** START Stored data **

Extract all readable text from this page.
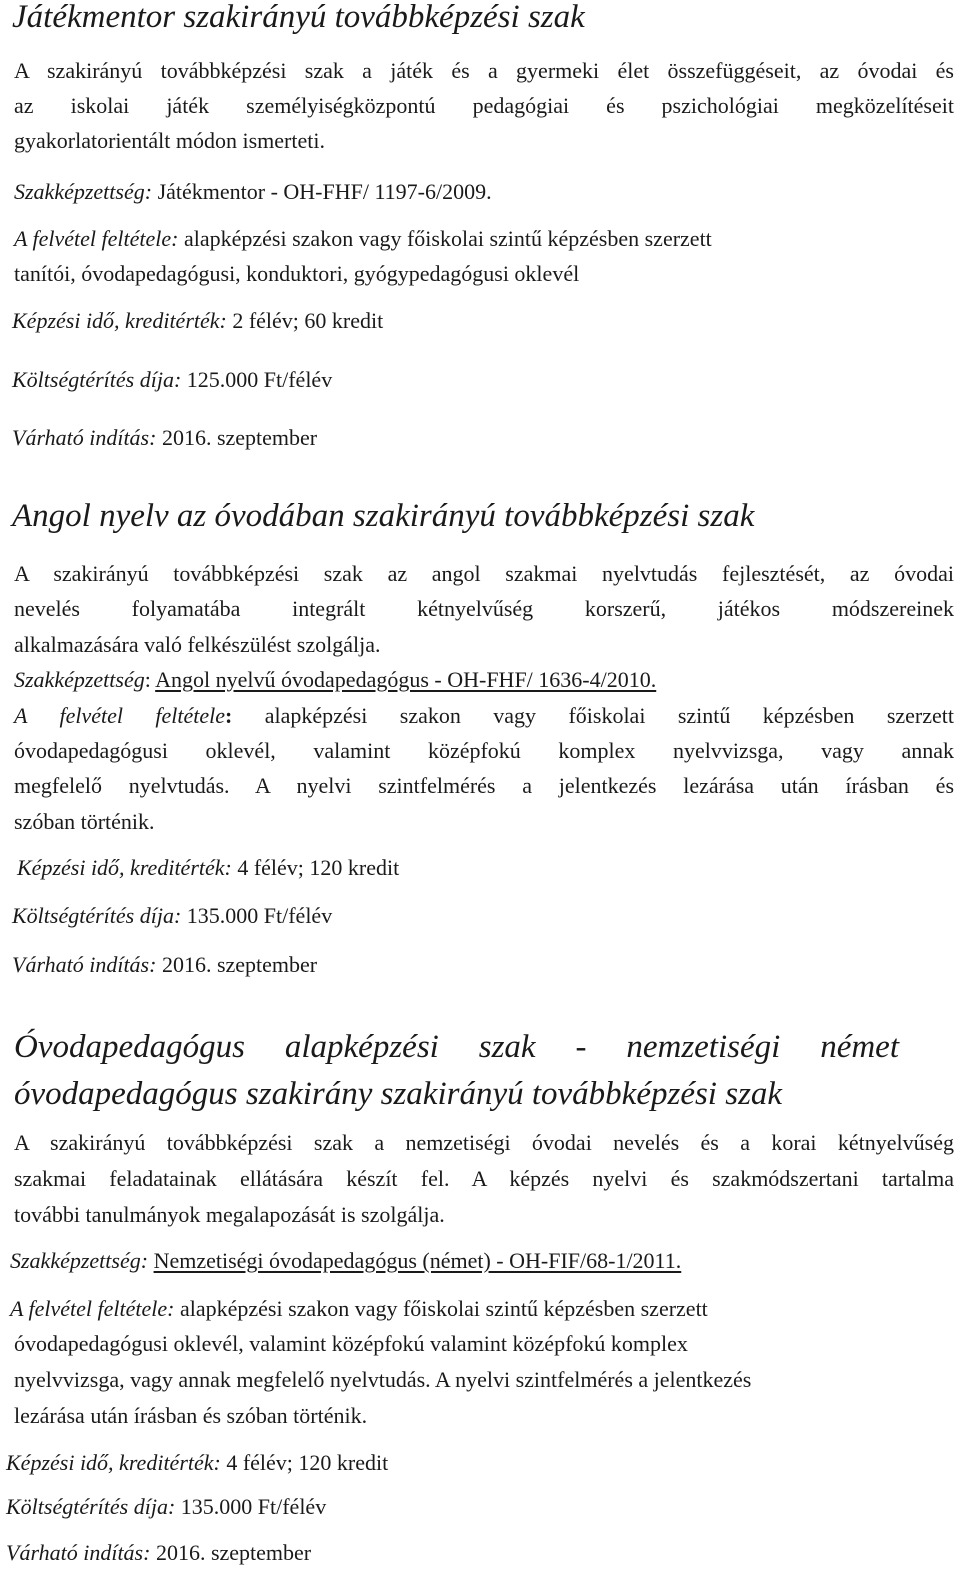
Játékmentor szakirányú továbbképzési szak
A szakirányú továbbképzési szak a játék és a gyermeki élet összefüggéseit, az óvodai és
az iskolai játék személyiségközpontú pedagógiai és pszichológiai megközelítéseit
gyakorlatorientált módon ismerteti.
Szakképzettség: Játékmentor - OH-FHF/ 1197-6/2009.
A felvétel feltétele: alapképzési szakon vagy főiskolai szintű képzésben szerzett
tanítói, óvodapedagógusi, konduktori, gyógypedagógusi oklevél
Képzési idő, kreditérték: 2 félév; 60 kredit
Költségtérítés díja: 125.000 Ft/félév
Várható indítás: 2016. szeptember
Angol nyelv az óvodában szakirányú továbbképzési szak
A szakirányú továbbképzési szak az angol szakmai nyelvtudás fejlesztését, az óvodai
nevelés folyamatába integrált kétnyelvűség korszerű, játékos módszereinek
alkalmazására való felkészülést szolgálja.
Szakképzettség: Angol nyelvű óvodapedagógus - OH-FHF/ 1636-4/2010.
A felvétel feltétele: alapképzési szakon vagy főiskolai szintű képzésben szerzett
óvodapedagógusi oklevél, valamint középfokú komplex nyelvvizsga, vagy annak
megfelelő nyelvtudás. A nyelvi szintfelmérés a jelentkezés lezárása után írásban és
szóban történik.
Képzési idő, kreditérték: 4 félév; 120 kredit
Költségtérítés díja: 135.000 Ft/félév
Várható indítás: 2016. szeptember
Óvodapedagógus alapképzési szak - nemzetiségi német
óvodapedagógus szakirány szakirányú továbbképzési szak
A szakirányú továbbképzési szak a nemzetiségi óvodai nevelés és a korai kétnyelvűség
szakmai feladatainak ellátására készít fel. A képzés nyelvi és szakmódszertani tartalma
további tanulmányok megalapozását is szolgálja.
Szakképzettség: Nemzetiségi óvodapedagógus (német) - OH-FIF/68-1/2011.
A felvétel feltétele: alapképzési szakon vagy főiskolai szintű képzésben szerzett
óvodapedagógusi oklevél, valamint középfokú valamint középfokú komplex
nyelvvizsga, vagy annak megfelelő nyelvtudás. A nyelvi szintfelmérés a jelentkezés
lezárása után írásban és szóban történik.
Képzési idő, kreditérték: 4 félév; 120 kredit
Költségtérítés díja: 135.000 Ft/félév
Várható indítás: 2016. szeptember
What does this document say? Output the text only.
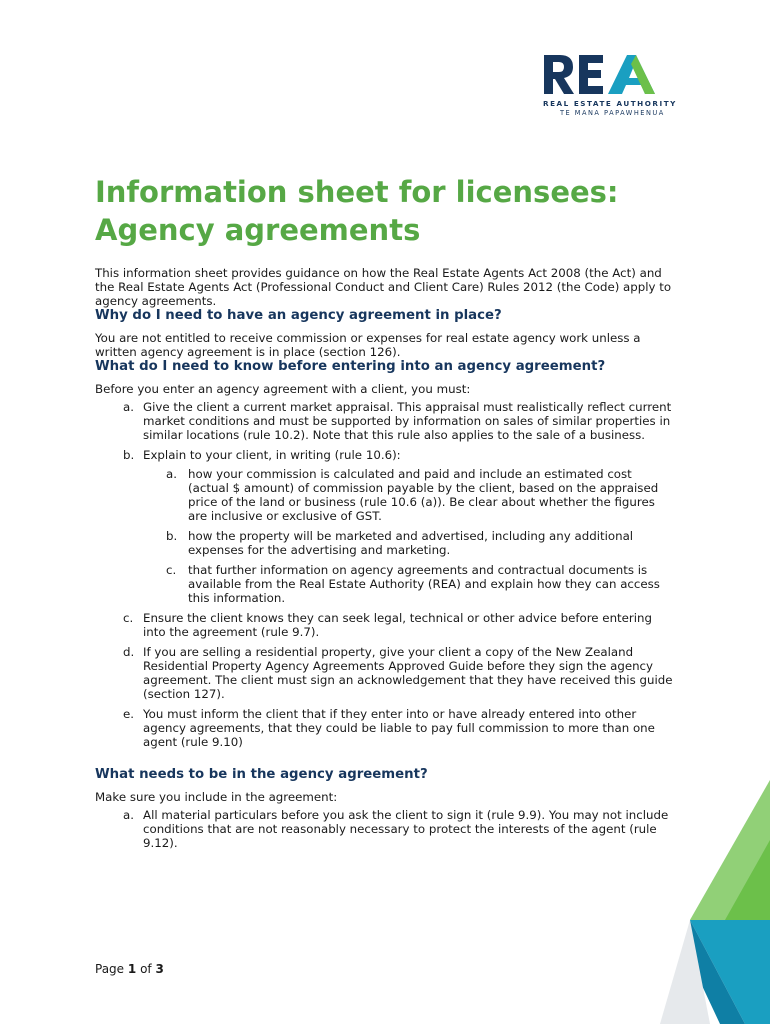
REAL ESTATE AUTHORITY
TE MANA PAPAWHENUA
Information sheet for licensees:
Agency agreements

This information sheet provides guidance on how the Real Estate Agents Act 2008 (the Act) and the Real Estate Agents Act (Professional Conduct and Client Care) Rules 2012 (the Code) apply to agency agreements.

Why do I need to have an agency agreement in place?

You are not entitled to receive commission or expenses for real estate agency work unless a written agency agreement is in place (section 126).

What do I need to know before entering into an agency agreement?

Before you enter an agency agreement with a client, you must:

a. Give the client a current market appraisal. This appraisal must realistically reflect current market conditions and must be supported by information on sales of similar properties in similar locations (rule 10.2). Note that this rule also applies to the sale of a business.
b. Explain to your client, in writing (rule 10.6):
a. how your commission is calculated and paid and include an estimated cost (actual $ amount) of commission payable by the client, based on the appraised price of the land or business (rule 10.6 (a)). Be clear about whether the figures are inclusive or exclusive of GST.
b. how the property will be marketed and advertised, including any additional expenses for the advertising and marketing.
c. that further information on agency agreements and contractual documents is available from the Real Estate Authority (REA) and explain how they can access this information.
c. Ensure the client knows they can seek legal, technical or other advice before entering into the agreement (rule 9.7).
d. If you are selling a residential property, give your client a copy of the New Zealand Residential Property Agency Agreements Approved Guide before they sign the agency agreement. The client must sign an acknowledgement that they have received this guide (section 127).
e. You must inform the client that if they enter into or have already entered into other agency agreements, that they could be liable to pay full commission to more than one agent (rule 9.10)
What needs to be in the agency agreement?

Make sure you include in the agreement:

a. All material particulars before you ask the client to sign it (rule 9.9). You may not include conditions that are not reasonably necessary to protect the interests of the agent (rule 9.12).
Page 1 of 3
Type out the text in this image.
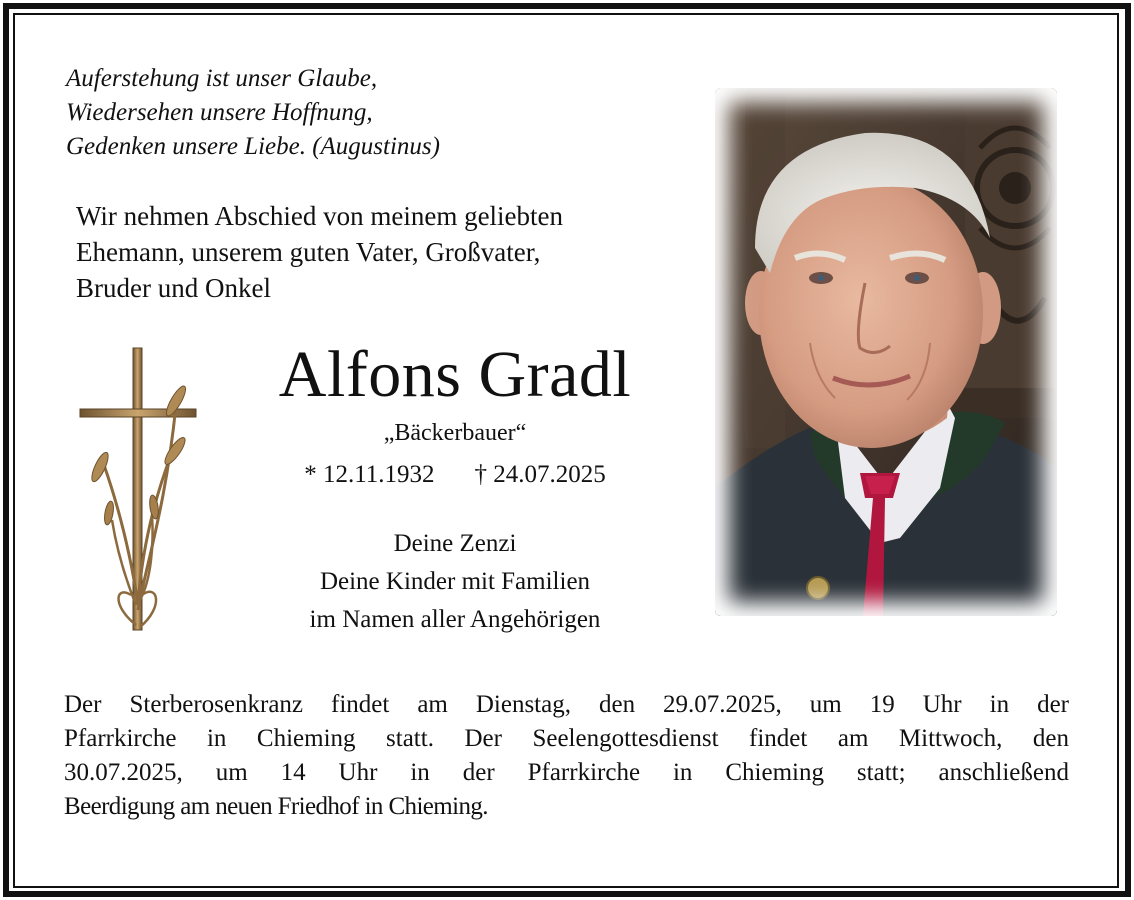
Auferstehung ist unser Glaube,
Wiedersehen unsere Hoffnung,
Gedenken unsere Liebe. (Augustinus)
Wir nehmen Abschied von meinem geliebten
Ehemann, unserem guten Vater, Großvater,
Bruder und Onkel
Alfons Gradl
„Bäckerbauer“
* 12.11.1932 † 24.07.2025
Deine Zenzi
Deine Kinder mit Familien
im Namen aller Angehörigen
Der Sterberosenkranz findet am Dienstag, den 29.07.2025, um 19 Uhr in der
Pfarrkirche in Chieming statt. Der Seelengottesdienst findet am Mittwoch, den
30.07.2025, um 14 Uhr in der Pfarrkirche in Chieming statt; anschließend
Beerdigung am neuen Friedhof in Chieming.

** END Stored data **

* Problem to solve *
Using the data above, print every line exactly, omitting pictures.

* The result *
Extract all readable text from this page.
Játékmentor szakirányú továbbképzési szak
A szakirányú továbbképzési szak a játék és a gyermeki élet összefüggéseit, az óvodai és
az iskolai játék személyiségközpontú pedagógiai és pszichológiai megközelítéseit
gyakorlatorientált módon ismerteti.
Szakképzettség: Játékmentor - OH-FHF/ 1197-6/2009.
A felvétel feltétele: alapképzési szakon vagy főiskolai szintű képzésben szerzett
tanítói, óvodapedagógusi, konduktori, gyógypedagógusi oklevél
Képzési idő, kreditérték: 2 félév; 60 kredit
Költségtérítés díja: 125.000 Ft/félév
Várható indítás: 2016. szeptember
Angol nyelv az óvodában szakirányú továbbképzési szak
A szakirányú továbbképzési szak az angol szakmai nyelvtudás fejlesztését, az óvodai
nevelés folyamatába integrált kétnyelvűség korszerű, játékos módszereinek
alkalmazására való felkészülést szolgálja.
Szakképzettség: Angol nyelvű óvodapedagógus - OH-FHF/ 1636-4/2010.
A felvétel feltétele: alapképzési szakon vagy főiskolai szintű képzésben szerzett
óvodapedagógusi oklevél, valamint középfokú komplex nyelvvizsga, vagy annak
megfelelő nyelvtudás. A nyelvi szintfelmérés a jelentkezés lezárása után írásban és
szóban történik.
Képzési idő, kreditérték: 4 félév; 120 kredit
Költségtérítés díja: 135.000 Ft/félév
Várható indítás: 2016. szeptember
Óvodapedagógus alapképzési szak - nemzetiségi német
óvodapedagógus szakirány szakirányú továbbképzési szak
A szakirányú továbbképzési szak a nemzetiségi óvodai nevelés és a korai kétnyelvűség
szakmai feladatainak ellátására készít fel. A képzés nyelvi és szakmódszertani tartalma
további tanulmányok megalapozását is szolgálja.
Szakképzettség: Nemzetiségi óvodapedagógus (német) - OH-FIF/68-1/2011.
A felvétel feltétele: alapképzési szakon vagy főiskolai szintű képzésben szerzett
óvodapedagógusi oklevél, valamint középfokú valamint középfokú komplex
nyelvvizsga, vagy annak megfelelő nyelvtudás. A nyelvi szintfelmérés a jelentkezés
lezárása után írásban és szóban történik.
Képzési idő, kreditérték: 4 félév; 120 kredit
Költségtérítés díja: 135.000 Ft/félév
Várható indítás: 2016. szeptember
What does this document say? Output the text only.
REAL ESTATE AUTHORITY
TE MANA PAPAWHENUA
Information sheet for licensees:
Agency agreements

This information sheet provides guidance on how the Real Estate Agents Act 2008 (the Act) and the Real Estate Agents Act (Professional Conduct and Client Care) Rules 2012 (the Code) apply to agency agreements.

Why do I need to have an agency agreement in place?

You are not entitled to receive commission or expenses for real estate agency work unless a written agency agreement is in place (section 126).

What do I need to know before entering into an agency agreement?

Before you enter an agency agreement with a client, you must:

a. Give the client a current market appraisal. This appraisal must realistically reflect current market conditions and must be supported by information on sales of similar properties in similar locations (rule 10.2). Note that this rule also applies to the sale of a business.
b. Explain to your client, in writing (rule 10.6):
a. how your commission is calculated and paid and include an estimated cost (actual $ amount) of commission payable by the client, based on the appraised price of the land or business (rule 10.6 (a)). Be clear about whether the figures are inclusive or exclusive of GST.
b. how the property will be marketed and advertised, including any additional expenses for the advertising and marketing.
c. that further information on agency agreements and contractual documents is available from the Real Estate Authority (REA) and explain how they can access this information.
c. Ensure the client knows they can seek legal, technical or other advice before entering into the agreement (rule 9.7).
d. If you are selling a residential property, give your client a copy of the New Zealand Residential Property Agency Agreements Approved Guide before they sign the agency agreement. The client must sign an acknowledgement that they have received this guide (section 127).
e. You must inform the client that if they enter into or have already entered into other agency agreements, that they could be liable to pay full commission to more than one agent (rule 9.10)
What needs to be in the agency agreement?

Make sure you include in the agreement:

a. All material particulars before you ask the client to sign it (rule 9.9). You may not include conditions that are not reasonably necessary to protect the interests of the agent (rule 9.12).
Page 1 of 3
Type out the text in this image.
Auferstehung ist unser Glaube,
Wiedersehen unsere Hoffnung,
Gedenken unsere Liebe. (Augustinus)
Wir nehmen Abschied von meinem geliebten
Ehemann, unserem guten Vater, Großvater,
Bruder und Onkel
Alfons Gradl
„Bäckerbauer“
* 12.11.1932 † 24.07.2025
Deine Zenzi
Deine Kinder mit Familien
im Namen aller Angehörigen
Der Sterberosenkranz findet am Dienstag, den 29.07.2025, um 19 Uhr in der
Pfarrkirche in Chieming statt. Der Seelengottesdienst findet am Mittwoch, den
30.07.2025, um 14 Uhr in der Pfarrkirche in Chieming statt; anschließend
Beerdigung am neuen Friedhof in Chieming.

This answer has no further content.